Problem statement: Pull every line from the entries below and reproduce each one verbatim, with nothing changed or left out.

Supplied information:
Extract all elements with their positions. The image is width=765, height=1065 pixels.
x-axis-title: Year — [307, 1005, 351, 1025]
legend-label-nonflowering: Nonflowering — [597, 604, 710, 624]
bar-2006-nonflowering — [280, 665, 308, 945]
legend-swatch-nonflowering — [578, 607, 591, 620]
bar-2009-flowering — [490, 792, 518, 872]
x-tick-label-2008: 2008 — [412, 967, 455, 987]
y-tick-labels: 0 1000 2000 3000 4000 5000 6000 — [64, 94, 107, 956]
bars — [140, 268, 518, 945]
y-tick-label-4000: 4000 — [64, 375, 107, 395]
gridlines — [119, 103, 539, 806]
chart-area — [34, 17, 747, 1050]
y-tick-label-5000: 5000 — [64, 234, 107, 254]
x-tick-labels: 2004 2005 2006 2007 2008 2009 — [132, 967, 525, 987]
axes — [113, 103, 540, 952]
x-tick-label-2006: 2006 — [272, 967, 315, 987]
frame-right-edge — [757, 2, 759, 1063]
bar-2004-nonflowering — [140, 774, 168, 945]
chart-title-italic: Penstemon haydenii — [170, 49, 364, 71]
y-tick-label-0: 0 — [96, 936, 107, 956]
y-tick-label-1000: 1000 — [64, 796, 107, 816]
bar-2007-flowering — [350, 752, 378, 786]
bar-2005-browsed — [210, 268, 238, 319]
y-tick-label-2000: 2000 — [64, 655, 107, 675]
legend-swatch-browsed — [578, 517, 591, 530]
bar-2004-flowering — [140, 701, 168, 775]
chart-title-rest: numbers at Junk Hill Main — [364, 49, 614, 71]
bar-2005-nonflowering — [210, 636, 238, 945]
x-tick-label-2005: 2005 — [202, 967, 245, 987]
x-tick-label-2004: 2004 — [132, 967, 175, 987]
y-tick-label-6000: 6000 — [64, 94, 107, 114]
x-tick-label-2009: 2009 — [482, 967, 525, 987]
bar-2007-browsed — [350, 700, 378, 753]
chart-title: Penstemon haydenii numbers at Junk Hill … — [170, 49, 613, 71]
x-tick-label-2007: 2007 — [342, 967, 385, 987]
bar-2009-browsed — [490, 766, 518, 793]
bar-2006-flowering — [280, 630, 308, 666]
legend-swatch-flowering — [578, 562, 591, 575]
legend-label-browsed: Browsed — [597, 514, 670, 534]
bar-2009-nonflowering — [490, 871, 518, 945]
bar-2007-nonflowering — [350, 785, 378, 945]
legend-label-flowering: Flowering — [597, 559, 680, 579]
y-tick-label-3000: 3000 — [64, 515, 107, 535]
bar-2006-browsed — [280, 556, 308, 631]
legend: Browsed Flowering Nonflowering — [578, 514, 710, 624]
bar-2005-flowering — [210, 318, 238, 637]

Correct output:
Extract all elements with their positions. The image is width=765, height=1065 pixels.
x-axis-title: Year — [307, 1005, 351, 1025]
legend-label-nonflowering: Nonflowering — [597, 604, 710, 624]
bar-2006-nonflowering — [280, 665, 308, 945]
legend-swatch-nonflowering — [578, 607, 591, 620]
bar-2009-flowering — [490, 792, 518, 872]
x-tick-label-2008: 2008 — [412, 967, 455, 987]
y-tick-labels: 0 1000 2000 3000 4000 5000 6000 — [64, 94, 107, 956]
bars — [140, 268, 518, 945]
y-tick-label-4000: 4000 — [64, 375, 107, 395]
gridlines — [119, 103, 539, 806]
chart-area — [34, 17, 747, 1050]
y-tick-label-5000: 5000 — [64, 234, 107, 254]
x-tick-labels: 2004 2005 2006 2007 2008 2009 — [132, 967, 525, 987]
axes — [113, 103, 540, 952]
x-tick-label-2006: 2006 — [272, 967, 315, 987]
frame-right-edge — [757, 2, 759, 1063]
bar-2004-nonflowering — [140, 774, 168, 945]
chart-title-italic: Penstemon haydenii — [170, 49, 364, 71]
y-tick-label-0: 0 — [96, 936, 107, 956]
y-tick-label-1000: 1000 — [64, 796, 107, 816]
bar-2007-flowering — [350, 752, 378, 786]
bar-2005-browsed — [210, 268, 238, 319]
y-tick-label-2000: 2000 — [64, 655, 107, 675]
legend-swatch-browsed — [578, 517, 591, 530]
bar-2004-flowering — [140, 701, 168, 775]
chart-title-rest: numbers at Junk Hill Main — [364, 49, 614, 71]
bar-2005-nonflowering — [210, 636, 238, 945]
x-tick-label-2005: 2005 — [202, 967, 245, 987]
x-tick-label-2004: 2004 — [132, 967, 175, 987]
y-tick-label-6000: 6000 — [64, 94, 107, 114]
x-tick-label-2009: 2009 — [482, 967, 525, 987]
bar-2007-browsed — [350, 700, 378, 753]
chart-title: Penstemon haydenii numbers at Junk Hill … — [170, 49, 613, 71]
x-tick-label-2007: 2007 — [342, 967, 385, 987]
bar-2009-browsed — [490, 766, 518, 793]
bar-2006-flowering — [280, 630, 308, 666]
legend-swatch-flowering — [578, 562, 591, 575]
legend-label-browsed: Browsed — [597, 514, 670, 534]
bar-2009-nonflowering — [490, 871, 518, 945]
bar-2007-nonflowering — [350, 785, 378, 945]
legend-label-flowering: Flowering — [597, 559, 680, 579]
y-tick-label-3000: 3000 — [64, 515, 107, 535]
bar-2006-browsed — [280, 556, 308, 631]
legend: Browsed Flowering Nonflowering — [578, 514, 710, 624]
bar-2005-flowering — [210, 318, 238, 637]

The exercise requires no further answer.